PROBLEM STATEMENT:
Reproduce every entry below precisely. Pictures are excluded from the copy.

SUPPLIED INFORMATION:
-- begin --

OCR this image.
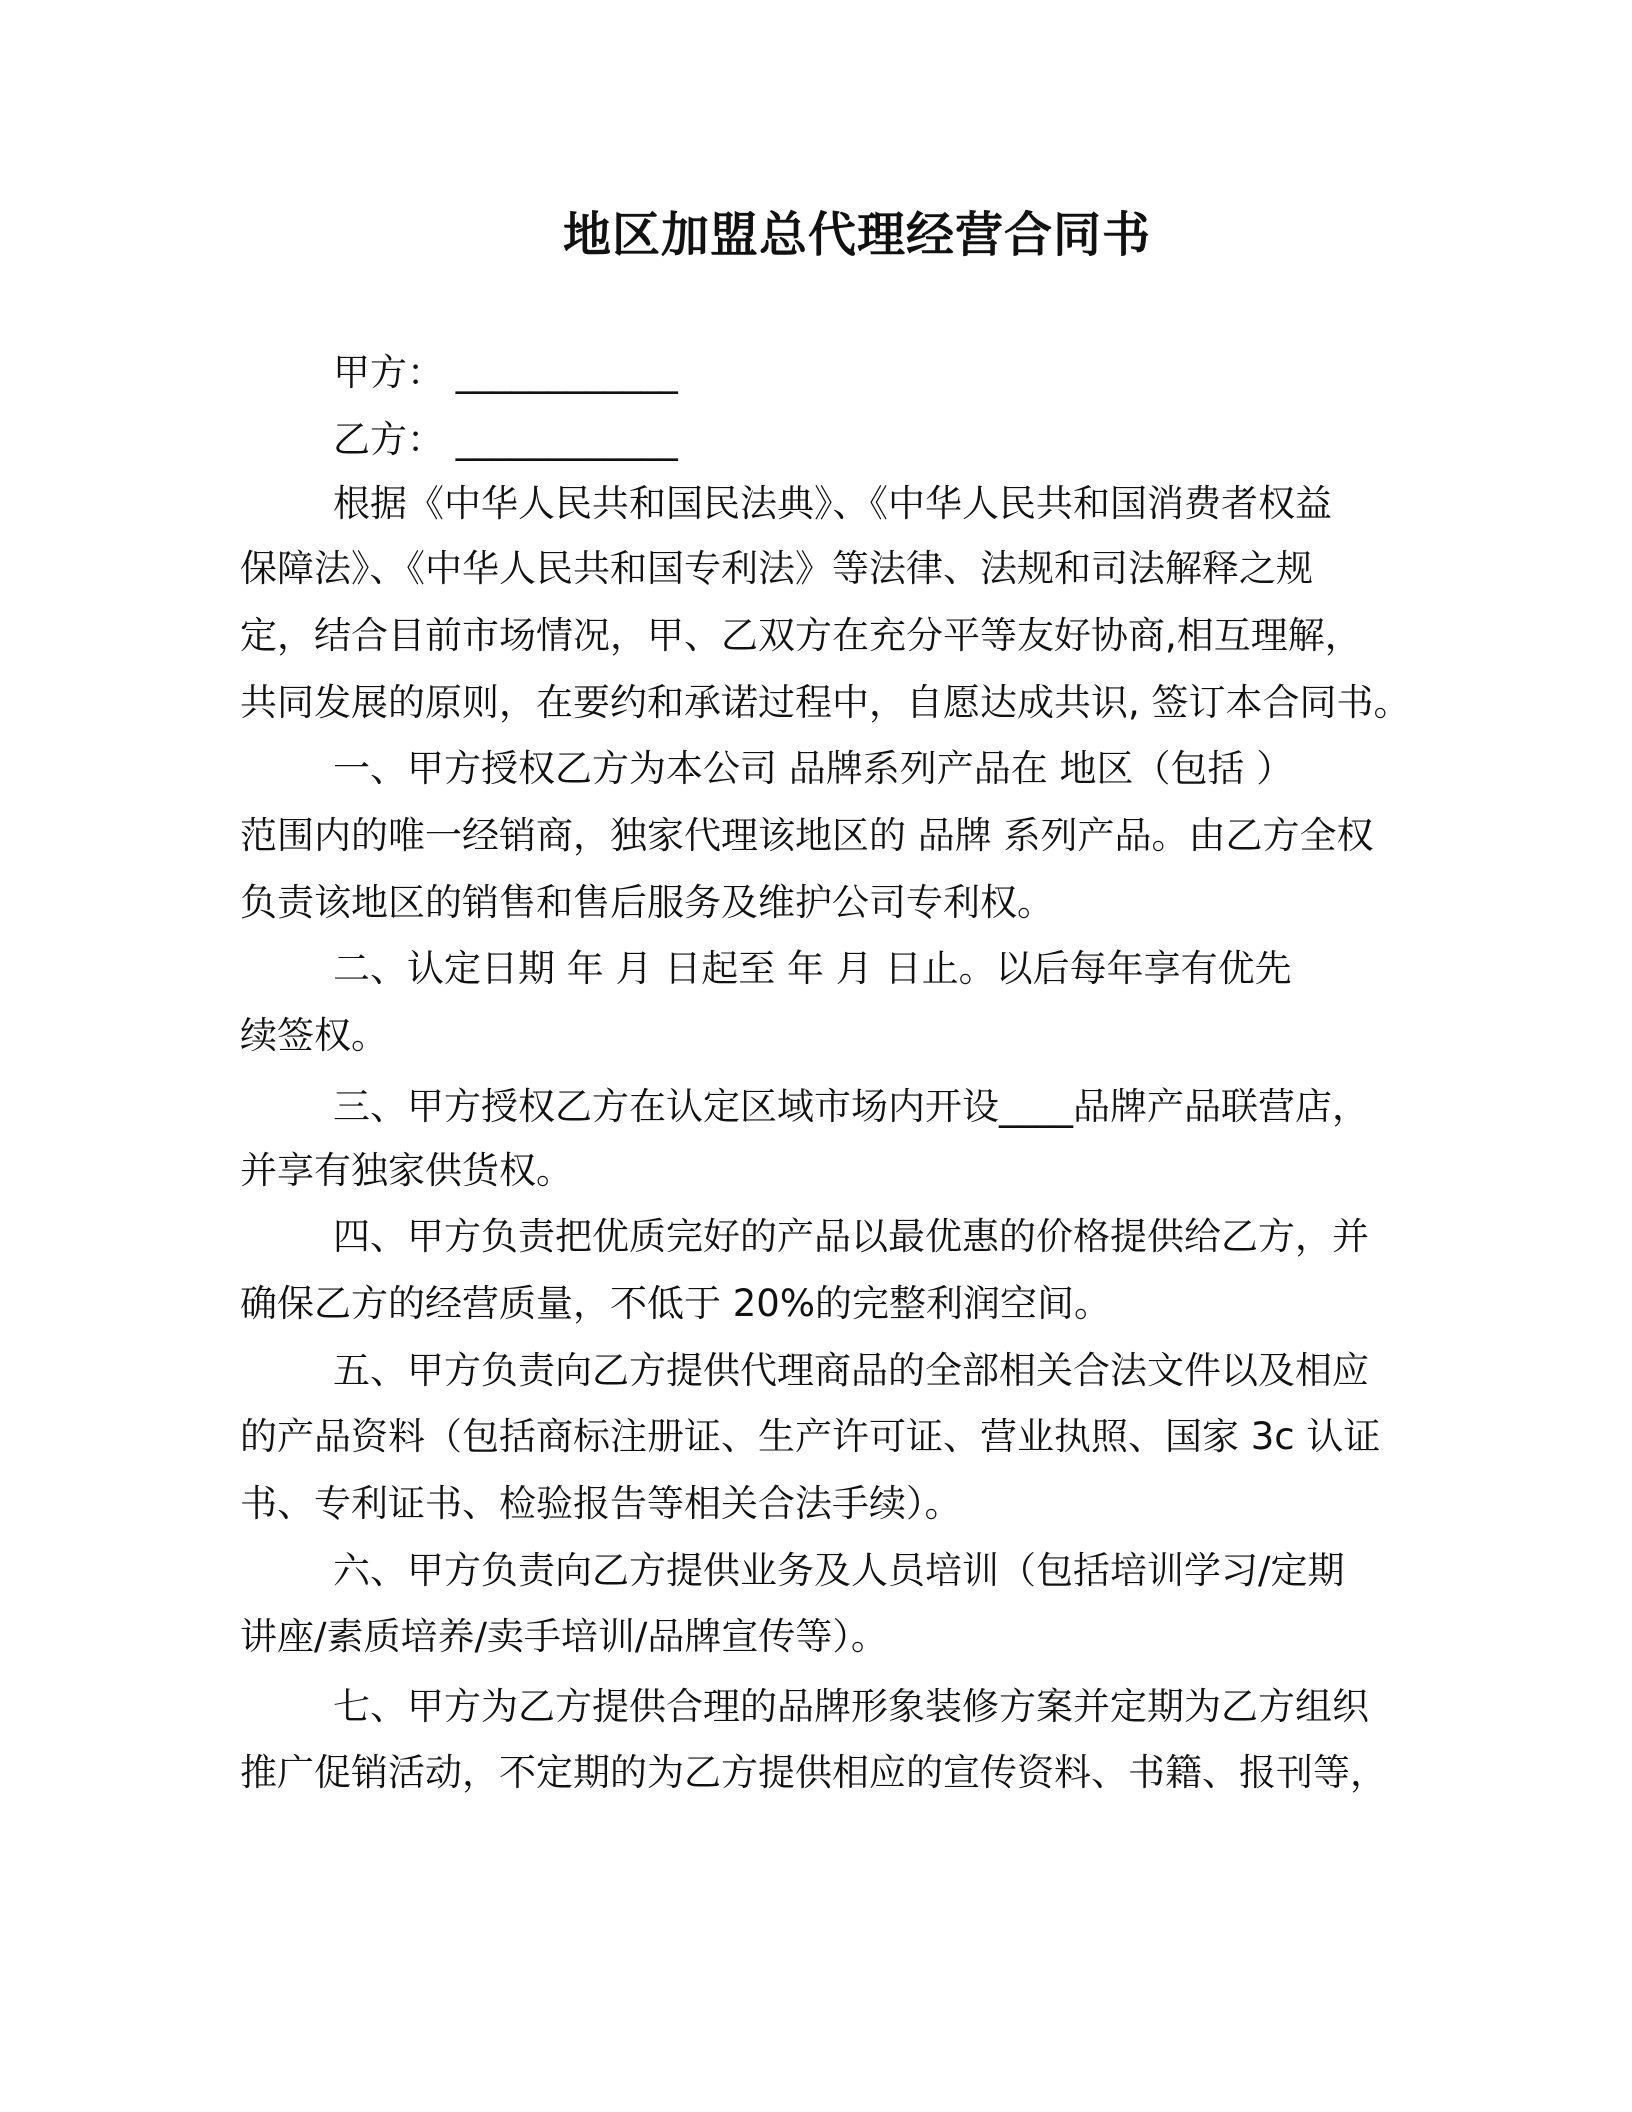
地区加盟总代理经营合同书
甲方： ____________
乙方： ____________
根据《中华人民共和国民法典》、《中华人民共和国消费者权益
保障法》、《中华人民共和国专利法》等法律、法规和司法解释之规
定，结合目前市场情况，甲、乙双方在充分平等友好协商,相互理解，
共同发展的原则，在要约和承诺过程中，自愿达成共识, 签订本合同书。
一、甲方授权乙方为本公司 品牌系列产品在 地区（包括 ）
范围内的唯一经销商，独家代理该地区的 品牌 系列产品。由乙方全权
负责该地区的销售和售后服务及维护公司专利权。
二、认定日期 年 月 日起至 年 月 日止。以后每年享有优先
续签权。
三、甲方授权乙方在认定区域市场内开设____品牌产品联营店，
并享有独家供货权。
四、甲方负责把优质完好的产品以最优惠的价格提供给乙方，并
确保乙方的经营质量，不低于 20%的完整利润空间。
五、甲方负责向乙方提供代理商品的全部相关合法文件以及相应
的产品资料（包括商标注册证、生产许可证、营业执照、国家 3c 认证
书、专利证书、检验报告等相关合法手续）。
六、甲方负责向乙方提供业务及人员培训（包括培训学习/定期
讲座/素质培养/卖手培训/品牌宣传等）。
七、甲方为乙方提供合理的品牌形象装修方案并定期为乙方组织
推广促销活动，不定期的为乙方提供相应的宣传资料、书籍、报刊等，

-- end --

SOLUTION FOR THIS TASK:
OCR this image.
地区加盟总代理经营合同书
甲方： ____________
乙方： ____________
根据《中华人民共和国民法典》、《中华人民共和国消费者权益
保障法》、《中华人民共和国专利法》等法律、法规和司法解释之规
定，结合目前市场情况，甲、乙双方在充分平等友好协商,相互理解，
共同发展的原则，在要约和承诺过程中，自愿达成共识, 签订本合同书。
一、甲方授权乙方为本公司 品牌系列产品在 地区（包括 ）
范围内的唯一经销商，独家代理该地区的 品牌 系列产品。由乙方全权
负责该地区的销售和售后服务及维护公司专利权。
二、认定日期 年 月 日起至 年 月 日止。以后每年享有优先
续签权。
三、甲方授权乙方在认定区域市场内开设____品牌产品联营店，
并享有独家供货权。
四、甲方负责把优质完好的产品以最优惠的价格提供给乙方，并
确保乙方的经营质量，不低于 20%的完整利润空间。
五、甲方负责向乙方提供代理商品的全部相关合法文件以及相应
的产品资料（包括商标注册证、生产许可证、营业执照、国家 3c 认证
书、专利证书、检验报告等相关合法手续）。
六、甲方负责向乙方提供业务及人员培训（包括培训学习/定期
讲座/素质培养/卖手培训/品牌宣传等）。
七、甲方为乙方提供合理的品牌形象装修方案并定期为乙方组织
推广促销活动，不定期的为乙方提供相应的宣传资料、书籍、报刊等，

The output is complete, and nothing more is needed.